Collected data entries
start

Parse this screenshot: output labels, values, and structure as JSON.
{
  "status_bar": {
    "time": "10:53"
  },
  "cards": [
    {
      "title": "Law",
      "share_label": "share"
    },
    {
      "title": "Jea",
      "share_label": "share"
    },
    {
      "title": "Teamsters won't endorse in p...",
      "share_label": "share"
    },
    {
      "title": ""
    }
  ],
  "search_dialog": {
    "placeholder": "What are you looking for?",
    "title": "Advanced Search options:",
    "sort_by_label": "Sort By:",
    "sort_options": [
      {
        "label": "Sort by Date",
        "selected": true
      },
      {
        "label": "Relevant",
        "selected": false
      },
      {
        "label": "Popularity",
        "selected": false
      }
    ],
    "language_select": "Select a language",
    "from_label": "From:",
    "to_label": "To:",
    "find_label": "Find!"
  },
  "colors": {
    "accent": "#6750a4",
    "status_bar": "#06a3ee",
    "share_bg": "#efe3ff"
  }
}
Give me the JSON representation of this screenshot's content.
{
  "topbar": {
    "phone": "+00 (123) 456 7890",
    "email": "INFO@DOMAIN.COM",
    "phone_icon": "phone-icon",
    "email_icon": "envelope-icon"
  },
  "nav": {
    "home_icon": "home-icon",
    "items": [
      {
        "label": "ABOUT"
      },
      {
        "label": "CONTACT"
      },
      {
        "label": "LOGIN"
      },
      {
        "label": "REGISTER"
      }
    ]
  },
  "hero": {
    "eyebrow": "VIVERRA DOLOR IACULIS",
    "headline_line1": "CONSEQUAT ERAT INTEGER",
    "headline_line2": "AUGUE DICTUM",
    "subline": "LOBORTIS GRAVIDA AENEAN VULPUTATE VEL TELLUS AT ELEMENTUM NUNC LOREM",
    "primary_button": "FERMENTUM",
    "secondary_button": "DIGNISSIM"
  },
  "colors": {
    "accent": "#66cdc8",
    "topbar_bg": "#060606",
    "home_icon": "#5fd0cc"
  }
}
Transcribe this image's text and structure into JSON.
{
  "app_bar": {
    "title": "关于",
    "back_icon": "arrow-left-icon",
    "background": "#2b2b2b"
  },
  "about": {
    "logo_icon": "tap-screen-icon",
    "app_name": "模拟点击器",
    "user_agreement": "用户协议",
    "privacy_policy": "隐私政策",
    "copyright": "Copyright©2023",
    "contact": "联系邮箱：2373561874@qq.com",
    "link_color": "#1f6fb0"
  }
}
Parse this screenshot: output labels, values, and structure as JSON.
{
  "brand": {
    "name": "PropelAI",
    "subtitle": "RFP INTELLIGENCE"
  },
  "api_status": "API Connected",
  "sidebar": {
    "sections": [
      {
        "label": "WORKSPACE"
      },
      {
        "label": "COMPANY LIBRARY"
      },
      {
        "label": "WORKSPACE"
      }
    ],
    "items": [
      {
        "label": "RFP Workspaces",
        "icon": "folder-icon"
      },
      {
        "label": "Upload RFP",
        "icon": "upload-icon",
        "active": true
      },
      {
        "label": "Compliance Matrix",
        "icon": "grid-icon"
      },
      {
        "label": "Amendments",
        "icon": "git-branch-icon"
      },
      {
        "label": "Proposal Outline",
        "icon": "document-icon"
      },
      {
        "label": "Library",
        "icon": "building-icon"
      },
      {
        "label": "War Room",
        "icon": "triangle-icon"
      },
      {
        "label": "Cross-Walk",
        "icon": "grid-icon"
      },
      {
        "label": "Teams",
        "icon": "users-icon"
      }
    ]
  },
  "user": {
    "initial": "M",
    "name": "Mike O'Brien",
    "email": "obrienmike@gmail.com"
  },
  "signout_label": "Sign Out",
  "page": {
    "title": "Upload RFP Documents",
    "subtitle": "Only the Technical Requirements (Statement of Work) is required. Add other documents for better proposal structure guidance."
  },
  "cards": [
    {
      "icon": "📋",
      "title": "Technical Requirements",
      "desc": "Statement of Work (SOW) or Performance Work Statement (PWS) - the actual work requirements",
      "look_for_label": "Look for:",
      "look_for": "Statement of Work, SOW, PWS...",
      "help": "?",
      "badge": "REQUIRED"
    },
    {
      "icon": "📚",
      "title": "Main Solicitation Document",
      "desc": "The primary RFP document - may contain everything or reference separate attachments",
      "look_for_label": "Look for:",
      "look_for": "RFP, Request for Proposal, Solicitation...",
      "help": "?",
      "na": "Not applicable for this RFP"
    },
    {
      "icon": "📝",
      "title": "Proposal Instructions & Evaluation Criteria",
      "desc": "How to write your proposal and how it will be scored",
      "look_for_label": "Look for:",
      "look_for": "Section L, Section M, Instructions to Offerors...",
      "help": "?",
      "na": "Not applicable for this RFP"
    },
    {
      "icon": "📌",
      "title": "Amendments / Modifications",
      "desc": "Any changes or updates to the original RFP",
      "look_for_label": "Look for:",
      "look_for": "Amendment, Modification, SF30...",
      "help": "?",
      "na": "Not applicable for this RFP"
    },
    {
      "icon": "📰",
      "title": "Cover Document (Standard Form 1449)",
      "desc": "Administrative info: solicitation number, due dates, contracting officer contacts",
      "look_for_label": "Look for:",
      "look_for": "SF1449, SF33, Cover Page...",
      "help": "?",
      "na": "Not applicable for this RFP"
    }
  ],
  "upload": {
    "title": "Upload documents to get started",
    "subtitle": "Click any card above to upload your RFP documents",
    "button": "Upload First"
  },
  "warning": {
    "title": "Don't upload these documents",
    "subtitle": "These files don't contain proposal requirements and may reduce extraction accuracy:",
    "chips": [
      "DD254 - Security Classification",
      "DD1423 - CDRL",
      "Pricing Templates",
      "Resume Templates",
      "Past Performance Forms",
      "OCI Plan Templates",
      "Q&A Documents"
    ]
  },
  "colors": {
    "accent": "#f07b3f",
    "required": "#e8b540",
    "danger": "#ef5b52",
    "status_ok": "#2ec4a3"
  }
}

end

Quote all of the entries verbatim.

Parse this screenshot: output labels, values, and structure as JSON.
{
  "status_bar": {
    "time": "10:53"
  },
  "cards": [
    {
      "title": "Law",
      "share_label": "share"
    },
    {
      "title": "Jea",
      "share_label": "share"
    },
    {
      "title": "Teamsters won't endorse in p...",
      "share_label": "share"
    },
    {
      "title": ""
    }
  ],
  "search_dialog": {
    "placeholder": "What are you looking for?",
    "title": "Advanced Search options:",
    "sort_by_label": "Sort By:",
    "sort_options": [
      {
        "label": "Sort by Date",
        "selected": true
      },
      {
        "label": "Relevant",
        "selected": false
      },
      {
        "label": "Popularity",
        "selected": false
      }
    ],
    "language_select": "Select a language",
    "from_label": "From:",
    "to_label": "To:",
    "find_label": "Find!"
  },
  "colors": {
    "accent": "#6750a4",
    "status_bar": "#06a3ee",
    "share_bg": "#efe3ff"
  }
}
Give me the JSON representation of this screenshot's content.
{
  "topbar": {
    "phone": "+00 (123) 456 7890",
    "email": "INFO@DOMAIN.COM",
    "phone_icon": "phone-icon",
    "email_icon": "envelope-icon"
  },
  "nav": {
    "home_icon": "home-icon",
    "items": [
      {
        "label": "ABOUT"
      },
      {
        "label": "CONTACT"
      },
      {
        "label": "LOGIN"
      },
      {
        "label": "REGISTER"
      }
    ]
  },
  "hero": {
    "eyebrow": "VIVERRA DOLOR IACULIS",
    "headline_line1": "CONSEQUAT ERAT INTEGER",
    "headline_line2": "AUGUE DICTUM",
    "subline": "LOBORTIS GRAVIDA AENEAN VULPUTATE VEL TELLUS AT ELEMENTUM NUNC LOREM",
    "primary_button": "FERMENTUM",
    "secondary_button": "DIGNISSIM"
  },
  "colors": {
    "accent": "#66cdc8",
    "topbar_bg": "#060606",
    "home_icon": "#5fd0cc"
  }
}
Transcribe this image's text and structure into JSON.
{
  "app_bar": {
    "title": "关于",
    "back_icon": "arrow-left-icon",
    "background": "#2b2b2b"
  },
  "about": {
    "logo_icon": "tap-screen-icon",
    "app_name": "模拟点击器",
    "user_agreement": "用户协议",
    "privacy_policy": "隐私政策",
    "copyright": "Copyright©2023",
    "contact": "联系邮箱：2373561874@qq.com",
    "link_color": "#1f6fb0"
  }
}
Parse this screenshot: output labels, values, and structure as JSON.
{
  "brand": {
    "name": "PropelAI",
    "subtitle": "RFP INTELLIGENCE"
  },
  "api_status": "API Connected",
  "sidebar": {
    "sections": [
      {
        "label": "WORKSPACE"
      },
      {
        "label": "COMPANY LIBRARY"
      },
      {
        "label": "WORKSPACE"
      }
    ],
    "items": [
      {
        "label": "RFP Workspaces",
        "icon": "folder-icon"
      },
      {
        "label": "Upload RFP",
        "icon": "upload-icon",
        "active": true
      },
      {
        "label": "Compliance Matrix",
        "icon": "grid-icon"
      },
      {
        "label": "Amendments",
        "icon": "git-branch-icon"
      },
      {
        "label": "Proposal Outline",
        "icon": "document-icon"
      },
      {
        "label": "Library",
        "icon": "building-icon"
      },
      {
        "label": "War Room",
        "icon": "triangle-icon"
      },
      {
        "label": "Cross-Walk",
        "icon": "grid-icon"
      },
      {
        "label": "Teams",
        "icon": "users-icon"
      }
    ]
  },
  "user": {
    "initial": "M",
    "name": "Mike O'Brien",
    "email": "obrienmike@gmail.com"
  },
  "signout_label": "Sign Out",
  "page": {
    "title": "Upload RFP Documents",
    "subtitle": "Only the Technical Requirements (Statement of Work) is required. Add other documents for better proposal structure guidance."
  },
  "cards": [
    {
      "icon": "📋",
      "title": "Technical Requirements",
      "desc": "Statement of Work (SOW) or Performance Work Statement (PWS) - the actual work requirements",
      "look_for_label": "Look for:",
      "look_for": "Statement of Work, SOW, PWS...",
      "help": "?",
      "badge": "REQUIRED"
    },
    {
      "icon": "📚",
      "title": "Main Solicitation Document",
      "desc": "The primary RFP document - may contain everything or reference separate attachments",
      "look_for_label": "Look for:",
      "look_for": "RFP, Request for Proposal, Solicitation...",
      "help": "?",
      "na": "Not applicable for this RFP"
    },
    {
      "icon": "📝",
      "title": "Proposal Instructions & Evaluation Criteria",
      "desc": "How to write your proposal and how it will be scored",
      "look_for_label": "Look for:",
      "look_for": "Section L, Section M, Instructions to Offerors...",
      "help": "?",
      "na": "Not applicable for this RFP"
    },
    {
      "icon": "📌",
      "title": "Amendments / Modifications",
      "desc": "Any changes or updates to the original RFP",
      "look_for_label": "Look for:",
      "look_for": "Amendment, Modification, SF30...",
      "help": "?",
      "na": "Not applicable for this RFP"
    },
    {
      "icon": "📰",
      "title": "Cover Document (Standard Form 1449)",
      "desc": "Administrative info: solicitation number, due dates, contracting officer contacts",
      "look_for_label": "Look for:",
      "look_for": "SF1449, SF33, Cover Page...",
      "help": "?",
      "na": "Not applicable for this RFP"
    }
  ],
  "upload": {
    "title": "Upload documents to get started",
    "subtitle": "Click any card above to upload your RFP documents",
    "button": "Upload First"
  },
  "warning": {
    "title": "Don't upload these documents",
    "subtitle": "These files don't contain proposal requirements and may reduce extraction accuracy:",
    "chips": [
      "DD254 - Security Classification",
      "DD1423 - CDRL",
      "Pricing Templates",
      "Resume Templates",
      "Past Performance Forms",
      "OCI Plan Templates",
      "Q&A Documents"
    ]
  },
  "colors": {
    "accent": "#f07b3f",
    "required": "#e8b540",
    "danger": "#ef5b52",
    "status_ok": "#2ec4a3"
  }
}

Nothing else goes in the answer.